EXERCISE BRIEF: Restate all of the entries exactly, dropping any pictures they hold.

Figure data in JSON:
┄┄┄┄┄┄┄┄┄┄

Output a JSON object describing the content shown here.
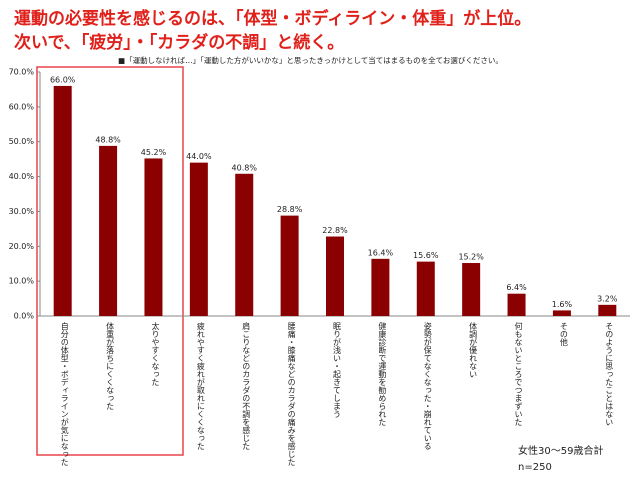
{
  "chart_data": {
    "type": "bar",
    "title": [
      "運動の必要性を感じるのは、「体型・ボディライン・体重」が上位。",
      "次いで、「疲労」・「カラダの不調」と続く。"
    ],
    "subtitle": "■「運動しなければ…」「運動した方がいいかな」と思ったきっかけとして当てはまるものを全てお選びください。",
    "categories": [
      "自分の体型・ボディラインが気になった",
      "体重が落ちにくくなった",
      "太りやすくなった",
      "疲れやすく疲れが取れにくくなった",
      "肩こりなどのカラダの不調を感じた",
      "腰痛・膝痛などのカラダの痛みを感じた",
      "眠りが浅い・起きてしまう",
      "健康診断で運動を勧められた",
      "姿勢が保てなくなった・崩れている",
      "体調が優れない",
      "何もないところでつまずいた",
      "その他",
      "そのように思ったことはない"
    ],
    "values": [
      66.0,
      48.8,
      45.2,
      44.0,
      40.8,
      28.8,
      22.8,
      16.4,
      15.6,
      15.2,
      6.4,
      1.6,
      3.2
    ],
    "value_labels": [
      "66.0%",
      "48.8%",
      "45.2%",
      "44.0%",
      "40.8%",
      "28.8%",
      "22.8%",
      "16.4%",
      "15.6%",
      "15.2%",
      "6.4%",
      "1.6%",
      "3.2%"
    ],
    "color": "#8b0000",
    "ylim": [
      0,
      70
    ],
    "yticks": [
      {
        "value": 0,
        "label": "0.0%"
      },
      {
        "value": 10,
        "label": "10.0%"
      },
      {
        "value": 20,
        "label": "20.0%"
      },
      {
        "value": 30,
        "label": "30.0%"
      },
      {
        "value": 40,
        "label": "40.0%"
      },
      {
        "value": 50,
        "label": "50.0%"
      },
      {
        "value": 60,
        "label": "60.0%"
      },
      {
        "value": 70,
        "label": "70.0%"
      }
    ],
    "note": [
      "女性30～59歳合計",
      "n=250"
    ]
  }
}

┄┄┄┄┄┄┄┄┄┄

IN RESPONSE:
Output a JSON object describing the content shown here.
{
  "chart_data": {
    "type": "bar",
    "title": [
      "運動の必要性を感じるのは、「体型・ボディライン・体重」が上位。",
      "次いで、「疲労」・「カラダの不調」と続く。"
    ],
    "subtitle": "■「運動しなければ…」「運動した方がいいかな」と思ったきっかけとして当てはまるものを全てお選びください。",
    "categories": [
      "自分の体型・ボディラインが気になった",
      "体重が落ちにくくなった",
      "太りやすくなった",
      "疲れやすく疲れが取れにくくなった",
      "肩こりなどのカラダの不調を感じた",
      "腰痛・膝痛などのカラダの痛みを感じた",
      "眠りが浅い・起きてしまう",
      "健康診断で運動を勧められた",
      "姿勢が保てなくなった・崩れている",
      "体調が優れない",
      "何もないところでつまずいた",
      "その他",
      "そのように思ったことはない"
    ],
    "values": [
      66.0,
      48.8,
      45.2,
      44.0,
      40.8,
      28.8,
      22.8,
      16.4,
      15.6,
      15.2,
      6.4,
      1.6,
      3.2
    ],
    "value_labels": [
      "66.0%",
      "48.8%",
      "45.2%",
      "44.0%",
      "40.8%",
      "28.8%",
      "22.8%",
      "16.4%",
      "15.6%",
      "15.2%",
      "6.4%",
      "1.6%",
      "3.2%"
    ],
    "color": "#8b0000",
    "ylim": [
      0,
      70
    ],
    "yticks": [
      {
        "value": 0,
        "label": "0.0%"
      },
      {
        "value": 10,
        "label": "10.0%"
      },
      {
        "value": 20,
        "label": "20.0%"
      },
      {
        "value": 30,
        "label": "30.0%"
      },
      {
        "value": 40,
        "label": "40.0%"
      },
      {
        "value": 50,
        "label": "50.0%"
      },
      {
        "value": 60,
        "label": "60.0%"
      },
      {
        "value": 70,
        "label": "70.0%"
      }
    ],
    "note": [
      "女性30～59歳合計",
      "n=250"
    ]
  }
}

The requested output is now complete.